[Data for processing]:
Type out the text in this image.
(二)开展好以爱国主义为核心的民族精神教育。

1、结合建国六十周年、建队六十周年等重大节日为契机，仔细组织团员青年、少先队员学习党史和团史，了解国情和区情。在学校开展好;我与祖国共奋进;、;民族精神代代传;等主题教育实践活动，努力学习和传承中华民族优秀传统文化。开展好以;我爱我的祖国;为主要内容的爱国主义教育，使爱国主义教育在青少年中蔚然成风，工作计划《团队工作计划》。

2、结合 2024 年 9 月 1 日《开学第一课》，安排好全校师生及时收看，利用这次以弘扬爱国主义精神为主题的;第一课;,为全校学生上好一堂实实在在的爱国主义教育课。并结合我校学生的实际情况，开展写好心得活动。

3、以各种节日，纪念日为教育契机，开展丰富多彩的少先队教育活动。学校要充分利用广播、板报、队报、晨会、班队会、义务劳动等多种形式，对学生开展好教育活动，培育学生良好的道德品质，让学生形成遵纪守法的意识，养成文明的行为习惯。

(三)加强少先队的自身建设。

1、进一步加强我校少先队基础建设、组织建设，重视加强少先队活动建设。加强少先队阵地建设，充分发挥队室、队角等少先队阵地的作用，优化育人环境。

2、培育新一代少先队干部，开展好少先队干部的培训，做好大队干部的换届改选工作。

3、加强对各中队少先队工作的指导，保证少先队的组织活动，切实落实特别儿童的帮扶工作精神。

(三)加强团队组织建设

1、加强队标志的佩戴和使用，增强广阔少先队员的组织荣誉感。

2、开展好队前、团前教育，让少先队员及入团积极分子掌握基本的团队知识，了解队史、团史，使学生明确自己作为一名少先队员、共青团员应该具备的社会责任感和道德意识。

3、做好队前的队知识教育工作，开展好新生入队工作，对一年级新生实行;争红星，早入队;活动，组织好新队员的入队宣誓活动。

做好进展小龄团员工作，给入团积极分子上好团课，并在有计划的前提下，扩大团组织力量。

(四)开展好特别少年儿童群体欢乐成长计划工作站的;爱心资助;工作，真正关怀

[To do]: Copy every line verbatim.

[Exercise output]:
Type out the text in this image.
(二)开展好以爱国主义为核心的民族精神教育。

1、结合建国六十周年、建队六十周年等重大节日为契机，仔细组织团员青年、少先队员学习党史和团史，了解国情和区情。在学校开展好;我与祖国共奋进;、;民族精神代代传;等主题教育实践活动，努力学习和传承中华民族优秀传统文化。开展好以;我爱我的祖国;为主要内容的爱国主义教育，使爱国主义教育在青少年中蔚然成风，工作计划《团队工作计划》。

2、结合 2024 年 9 月 1 日《开学第一课》，安排好全校师生及时收看，利用这次以弘扬爱国主义精神为主题的;第一课;,为全校学生上好一堂实实在在的爱国主义教育课。并结合我校学生的实际情况，开展写好心得活动。

3、以各种节日，纪念日为教育契机，开展丰富多彩的少先队教育活动。学校要充分利用广播、板报、队报、晨会、班队会、义务劳动等多种形式，对学生开展好教育活动，培育学生良好的道德品质，让学生形成遵纪守法的意识，养成文明的行为习惯。

(三)加强少先队的自身建设。

1、进一步加强我校少先队基础建设、组织建设，重视加强少先队活动建设。加强少先队阵地建设，充分发挥队室、队角等少先队阵地的作用，优化育人环境。

2、培育新一代少先队干部，开展好少先队干部的培训，做好大队干部的换届改选工作。

3、加强对各中队少先队工作的指导，保证少先队的组织活动，切实落实特别儿童的帮扶工作精神。

(三)加强团队组织建设

1、加强队标志的佩戴和使用，增强广阔少先队员的组织荣誉感。

2、开展好队前、团前教育，让少先队员及入团积极分子掌握基本的团队知识，了解队史、团史，使学生明确自己作为一名少先队员、共青团员应该具备的社会责任感和道德意识。

3、做好队前的队知识教育工作，开展好新生入队工作，对一年级新生实行;争红星，早入队;活动，组织好新队员的入队宣誓活动。

做好进展小龄团员工作，给入团积极分子上好团课，并在有计划的前提下，扩大团组织力量。

(四)开展好特别少年儿童群体欢乐成长计划工作站的;爱心资助;工作，真正关怀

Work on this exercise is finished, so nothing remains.